[Dataset records]

[BEGIN]

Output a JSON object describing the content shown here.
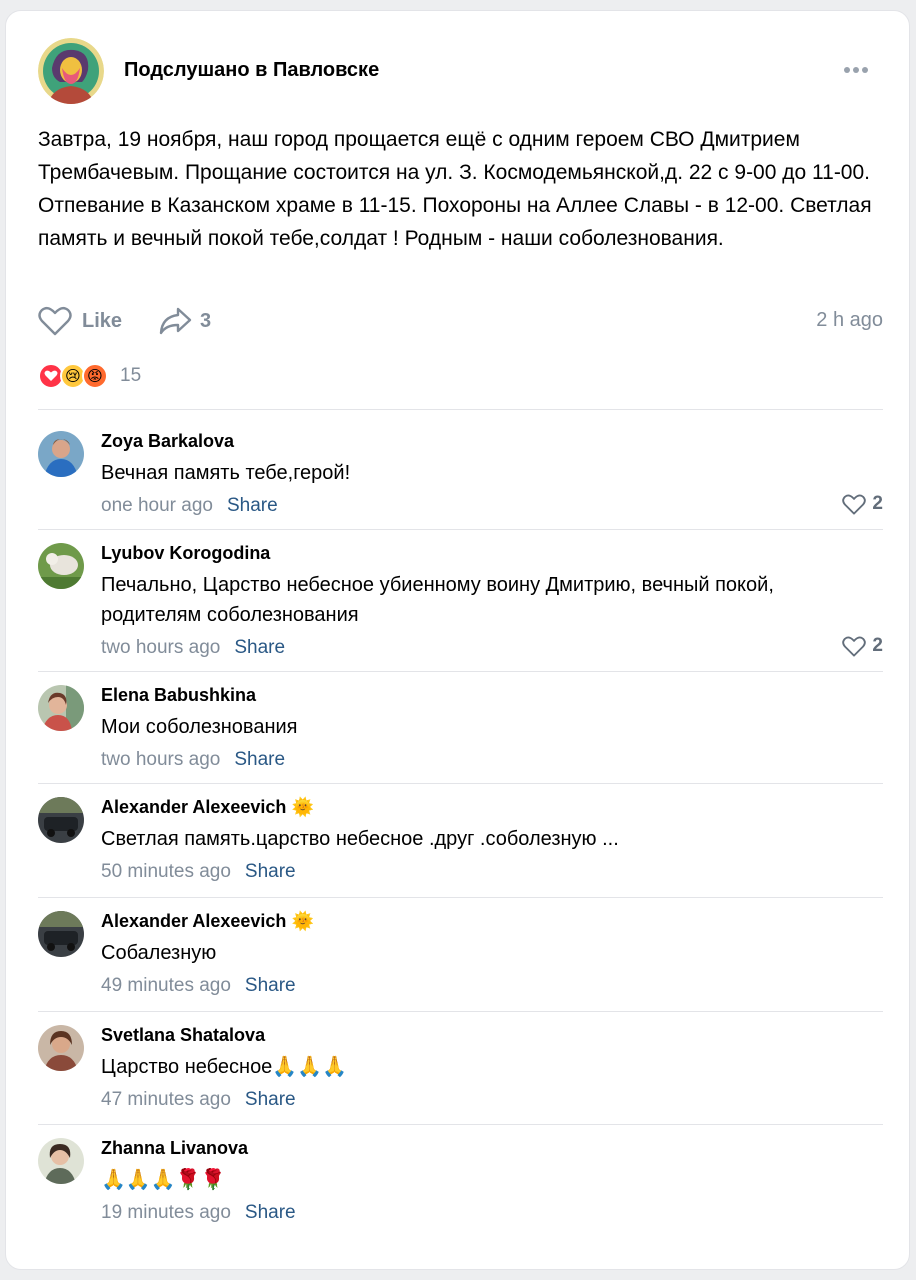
{
  "post": {
    "group_name": "Подслушано в Павловске",
    "text": "Завтра, 19 ноября, наш город прощается ещё с одним героем СВО Дмитрием Трембачевым. Прощание состоится на ул. З. Космодемьянской,д. 22 с 9-00 до 11-00. Отпевание в Казанском храме в 11-15. Похороны на Аллее Славы - в 12-00. Светлая память и вечный покой тебе,солдат ! Родным - наши соболезнования.",
    "like_label": "Like",
    "share_count": "3",
    "time": "2 h ago",
    "reactions": [
      "heart-reaction-icon",
      "crying-reaction-icon",
      "angry-reaction-icon"
    ],
    "reaction_count": "15"
  },
  "comments": [
    {
      "author": "Zoya Barkalova",
      "text": "Вечная память тебе,герой!",
      "time": "one hour ago",
      "share": "Share",
      "likes": "2"
    },
    {
      "author": "Lyubov Korogodina",
      "text": "Печально, Царство небесное убиенному воину Дмитрию, вечный покой, родителям соболезнования",
      "time": "two hours ago",
      "share": "Share",
      "likes": "2"
    },
    {
      "author": "Elena Babushkina",
      "text": "Мои соболезнования",
      "time": "two hours ago",
      "share": "Share"
    },
    {
      "author": "Alexander Alexeevich",
      "author_emoji": "🌞",
      "text": "Светлая память.царство небесное .друг .соболезную ...",
      "time": "50 minutes ago",
      "share": "Share"
    },
    {
      "author": "Alexander Alexeevich",
      "author_emoji": "🌞",
      "text": "Собалезную",
      "time": "49 minutes ago",
      "share": "Share"
    },
    {
      "author": "Svetlana Shatalova",
      "text": "Царство небесное🙏🙏🙏",
      "time": "47 minutes ago",
      "share": "Share"
    },
    {
      "author": "Zhanna Livanova",
      "text": "🙏🙏🙏🌹🌹",
      "time": "19 minutes ago",
      "share": "Share"
    }
  ],
  "colors": {
    "link": "#2a5885",
    "secondary": "#818c99",
    "heart_reaction": "#ff3347"
  }
}
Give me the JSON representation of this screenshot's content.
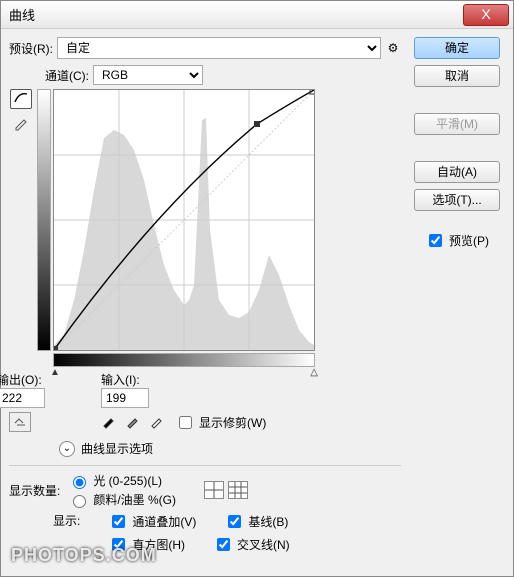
{
  "title": "曲线",
  "preset": {
    "label": "预设(R):",
    "value": "自定"
  },
  "gear_icon": "⚙",
  "buttons": {
    "ok": "确定",
    "cancel": "取消",
    "smooth": "平滑(M)",
    "auto": "自动(A)",
    "options": "选项(T)..."
  },
  "preview": {
    "label": "预览(P)",
    "checked": true
  },
  "channel": {
    "label": "通道(C):",
    "value": "RGB"
  },
  "output": {
    "label": "输出(O):",
    "value": "222"
  },
  "input": {
    "label": "输入(I):",
    "value": "199"
  },
  "show_clipping": {
    "label": "显示修剪(W)",
    "checked": false
  },
  "display_options_title": "曲线显示选项",
  "show_amount": {
    "label": "显示数量:",
    "opt_light": "光 (0-255)(L)",
    "opt_pigment": "颜料/油墨 %(G)",
    "selected": "light"
  },
  "show": {
    "label": "显示:",
    "channel_overlay": {
      "label": "通道叠加(V)",
      "checked": true
    },
    "baseline": {
      "label": "基线(B)",
      "checked": true
    },
    "histogram": {
      "label": "直方图(H)",
      "checked": true
    },
    "intersection": {
      "label": "交叉线(N)",
      "checked": true
    }
  },
  "close_x": "X",
  "chart_data": {
    "type": "line",
    "title": "Curves",
    "xlabel": "Input",
    "ylabel": "Output",
    "xlim": [
      0,
      255
    ],
    "ylim": [
      0,
      255
    ],
    "control_points": [
      {
        "x": 0,
        "y": 0
      },
      {
        "x": 199,
        "y": 222
      },
      {
        "x": 255,
        "y": 255
      }
    ],
    "histogram_shape": [
      0,
      10,
      40,
      90,
      160,
      210,
      220,
      200,
      170,
      130,
      90,
      60,
      45,
      50,
      80,
      240,
      70,
      40,
      30,
      35,
      60,
      90,
      70,
      40,
      20,
      10,
      5,
      2
    ]
  }
}
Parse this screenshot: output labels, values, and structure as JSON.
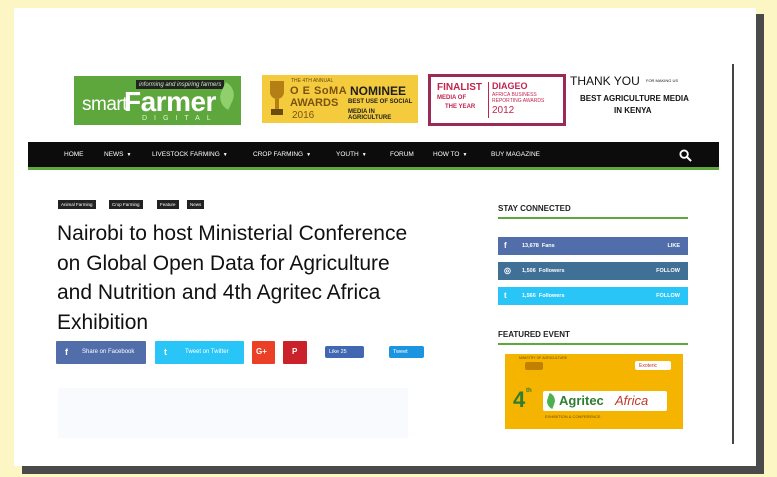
{
  "header": {
    "logo": {
      "tagline": "informing and inspiring farmers",
      "smart": "smart",
      "farmer": "Farmer",
      "digital": "DIGITAL"
    },
    "soma": {
      "annual": "THE 4TH ANNUAL",
      "brand": "O E SoMA",
      "awards": "AWARDS",
      "year": "2016",
      "nominee": "NOMINEE",
      "category_line1": "BEST USE OF SOCIAL",
      "category_line2": "MEDIA IN AGRICULTURE"
    },
    "finalist": {
      "word": "FINALIST",
      "line2": "MEDIA OF",
      "line3": "THE YEAR",
      "brand": "DIAGEO",
      "sub1": "AFRICA BUSINESS",
      "sub2": "REPORTING AWARDS",
      "year": "2012"
    },
    "thanks": {
      "line1": "THANK YOU",
      "line1_small": "FOR MAKING US",
      "line2": "BEST AGRICULTURE MEDIA",
      "line3": "IN KENYA"
    }
  },
  "nav": {
    "items": [
      "HOME",
      "NEWS",
      "LIVESTOCK FARMING",
      "CROP FARMING",
      "YOUTH",
      "FORUM",
      "HOW TO",
      "BUY MAGAZINE"
    ],
    "search_icon": "search-icon"
  },
  "article": {
    "tags": [
      "Animal Farming",
      "Crop Farming",
      "Feature",
      "News"
    ],
    "title_lines": [
      "Nairobi to host Ministerial Conference",
      "on Global Open Data for Agriculture",
      "and Nutrition and 4th Agritec Africa",
      "Exhibition"
    ],
    "share": {
      "facebook": "Share on Facebook",
      "twitter": "Tweet on Twitter",
      "googleplus": "G+",
      "pinterest": "P"
    },
    "like_label": "Like 25",
    "tweet_label": "Tweet"
  },
  "sidebar": {
    "stay_connected": "STAY CONNECTED",
    "rows": [
      {
        "icon": "f",
        "count": "13,678",
        "label": "Fans",
        "action": "LIKE"
      },
      {
        "icon": "◎",
        "count": "1,506",
        "label": "Followers",
        "action": "FOLLOW"
      },
      {
        "icon": "t",
        "count": "1,566",
        "label": "Followers",
        "action": "FOLLOW"
      }
    ],
    "featured_event": "FEATURED EVENT",
    "event": {
      "ministry": "MINISTRY OF AGRICULTURE",
      "expo": "Exoteric",
      "num": "4",
      "th": "th",
      "agritec": "Agritec",
      "africa": "Africa",
      "sub": "EXHIBITION & CONFERENCE"
    }
  },
  "colors": {
    "green": "#5ea73d",
    "facebook": "#516eab",
    "instagram": "#417096",
    "twitter": "#29c5f6",
    "googleplus": "#eb4026",
    "pinterest": "#ca212a"
  }
}
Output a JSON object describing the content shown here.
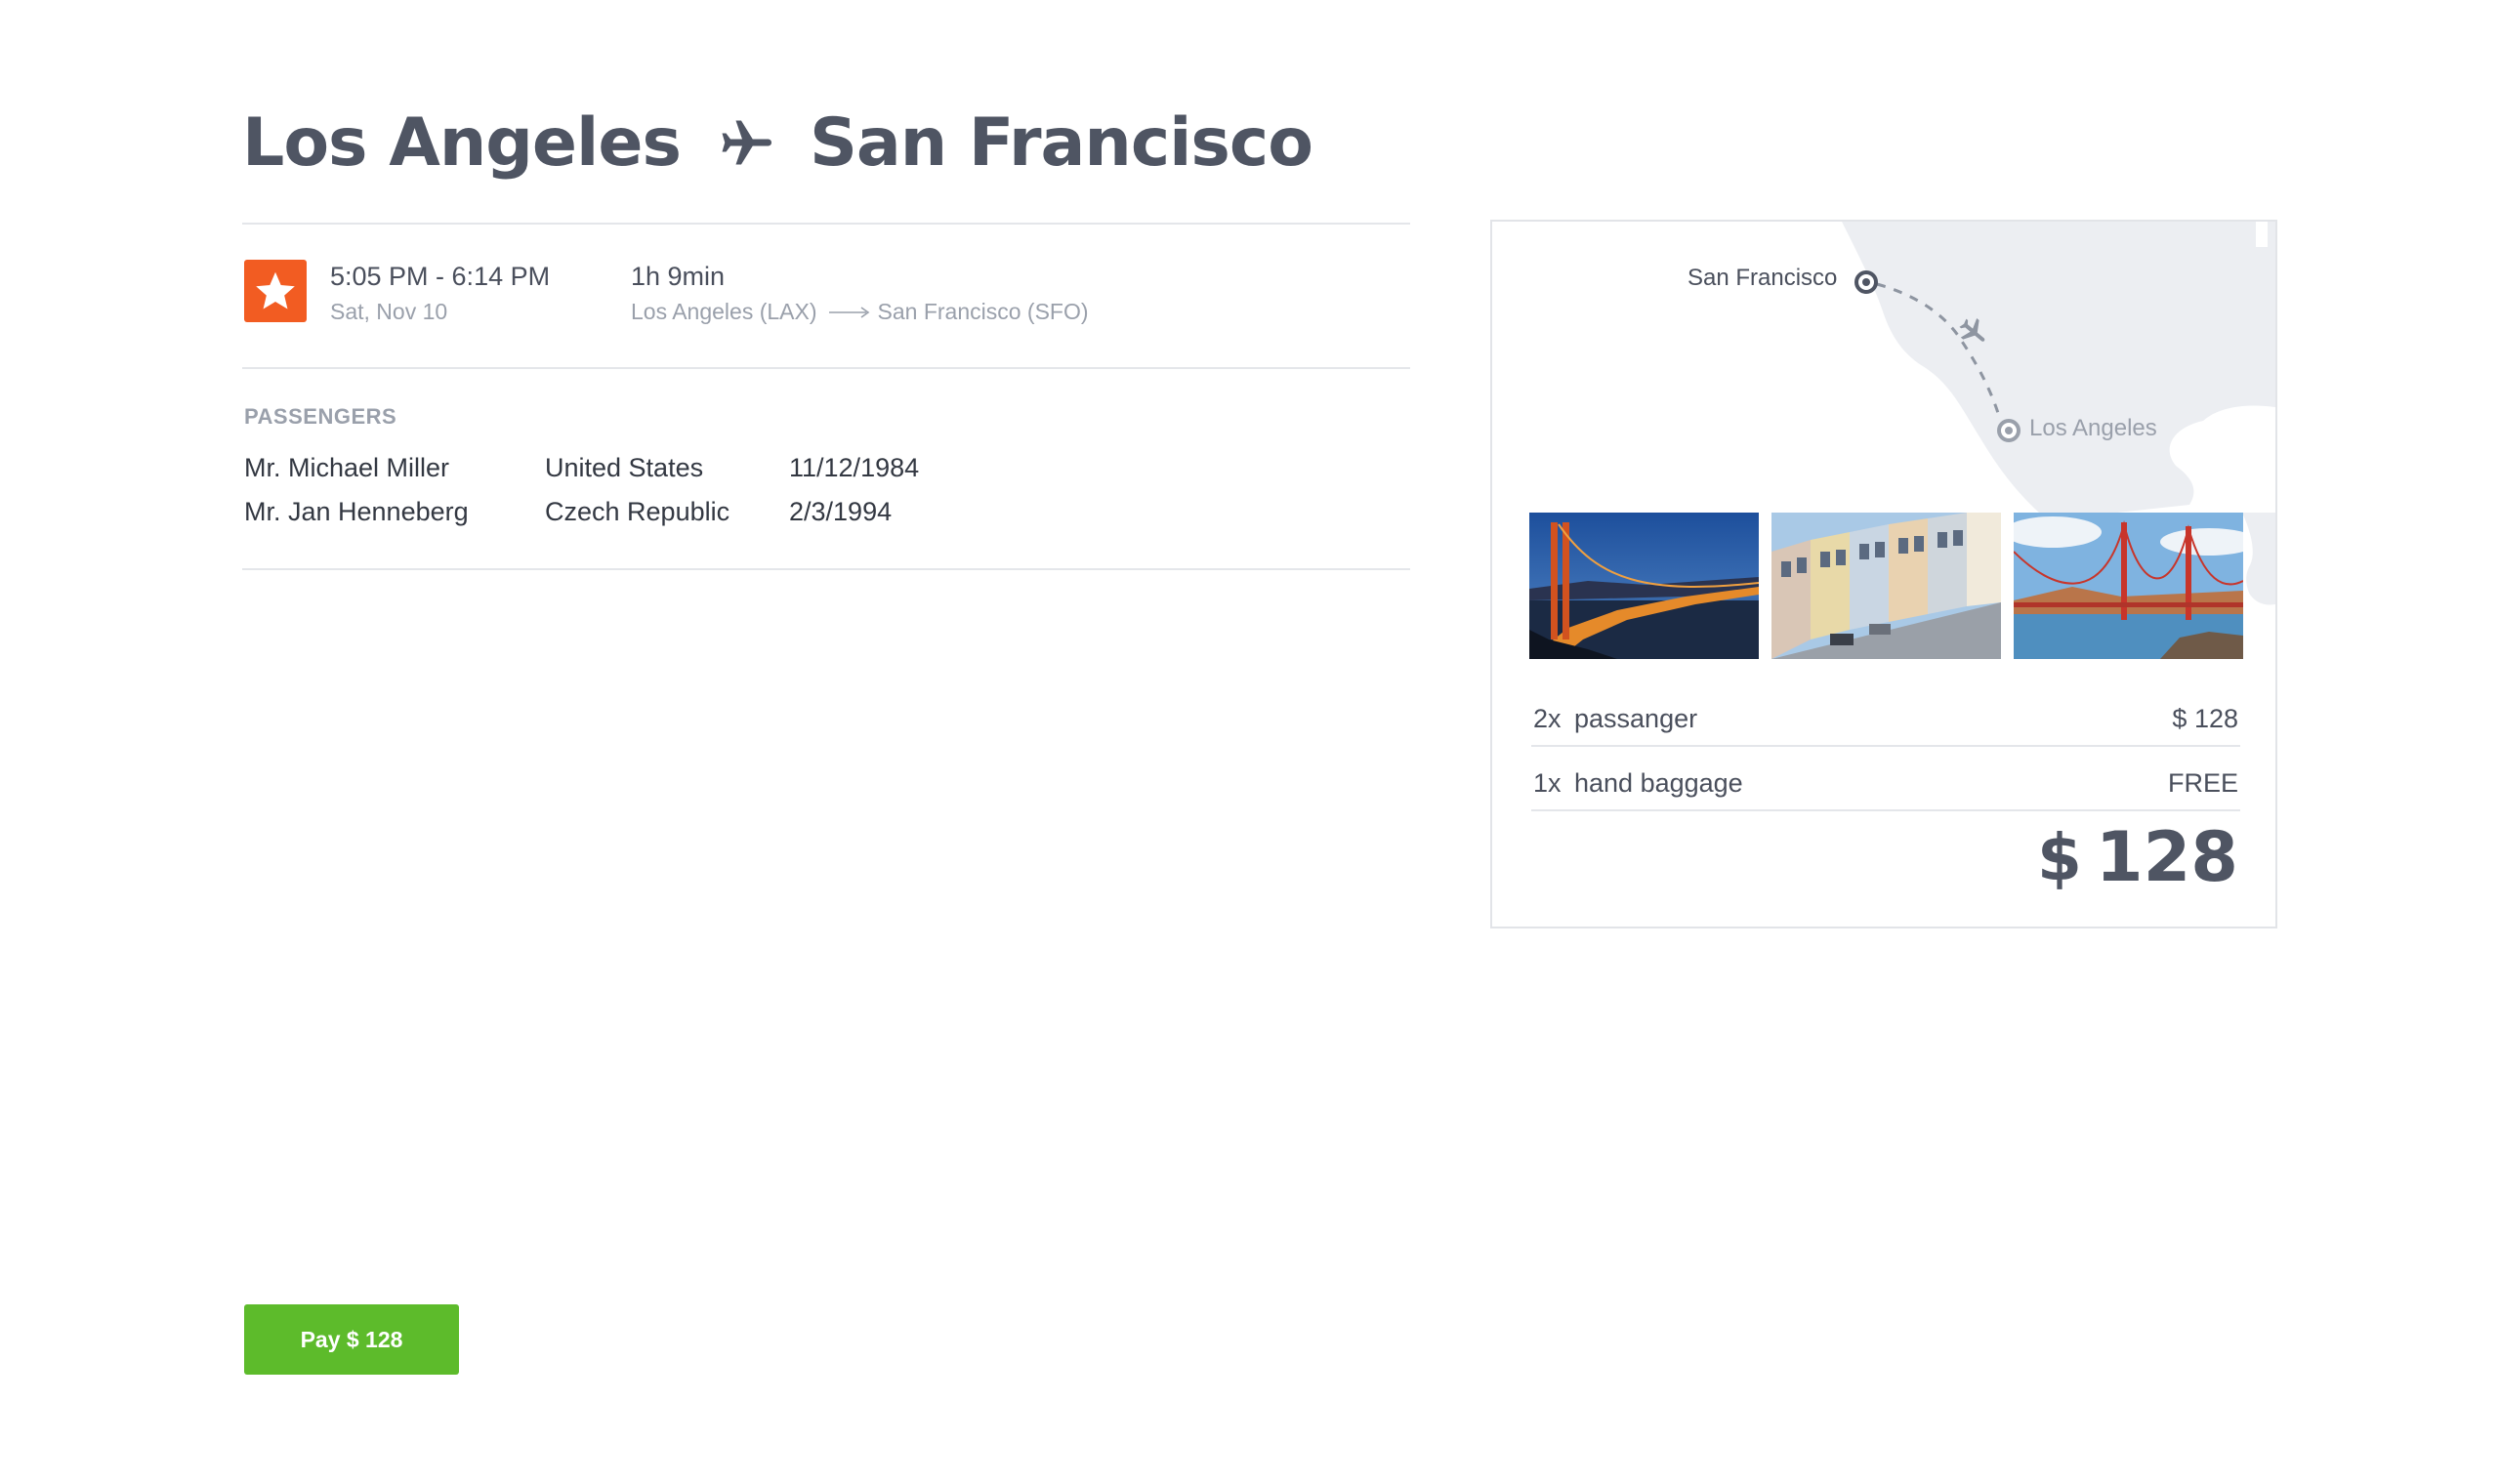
{
  "header": {
    "origin": "Los Angeles",
    "destination": "San Francisco",
    "plane_icon": "plane-icon"
  },
  "flight": {
    "airline_icon": "star-logo-icon",
    "airline_color": "#f25c22",
    "time": "5:05 PM - 6:14 PM",
    "date": "Sat, Nov 10",
    "duration": "1h 9min",
    "from": "Los Angeles (LAX)",
    "to": "San Francisco (SFO)"
  },
  "passengers": {
    "heading": "PASSENGERS",
    "rows": [
      {
        "name": "Mr. Michael Miller",
        "country": "United States",
        "dob": "11/12/1984"
      },
      {
        "name": "Mr. Jan Henneberg",
        "country": "Czech Republic",
        "dob": "2/3/1994"
      }
    ]
  },
  "pay_button": {
    "label": "Pay $ 128",
    "color": "#5dbb2b"
  },
  "summary": {
    "map": {
      "city_from": "Los Angeles",
      "city_to": "San Francisco"
    },
    "photos": [
      "golden-gate-bridge-night-photo",
      "san-francisco-street-photo",
      "golden-gate-bridge-day-photo"
    ],
    "items": [
      {
        "qty": "2x",
        "desc": "passanger",
        "amount": "$ 128"
      },
      {
        "qty": "1x",
        "desc": "hand baggage",
        "amount": "FREE"
      }
    ],
    "total_currency": "$",
    "total_value": "128"
  }
}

[END]

Set exercise:
Go through the material and select each line with the string "вечный" in it.

Written solution:
    "text": "Завтра, 19 ноября, наш город прощается ещё с одним героем СВО Дмитрием Трембачевым. Прощание состоится на ул. З. Космодемьянской,д. 22 с 9-00 до 11-00. Отпевание в Казанском храме в 11-15. Похороны на Аллее Славы - в 12-00. Светлая память и вечный покой тебе,солдат ! Родным - наши соболезнования.",
      "text": "Печально, Царство небесное убиенному воину Дмитрию, вечный покой, родителям соболезнования",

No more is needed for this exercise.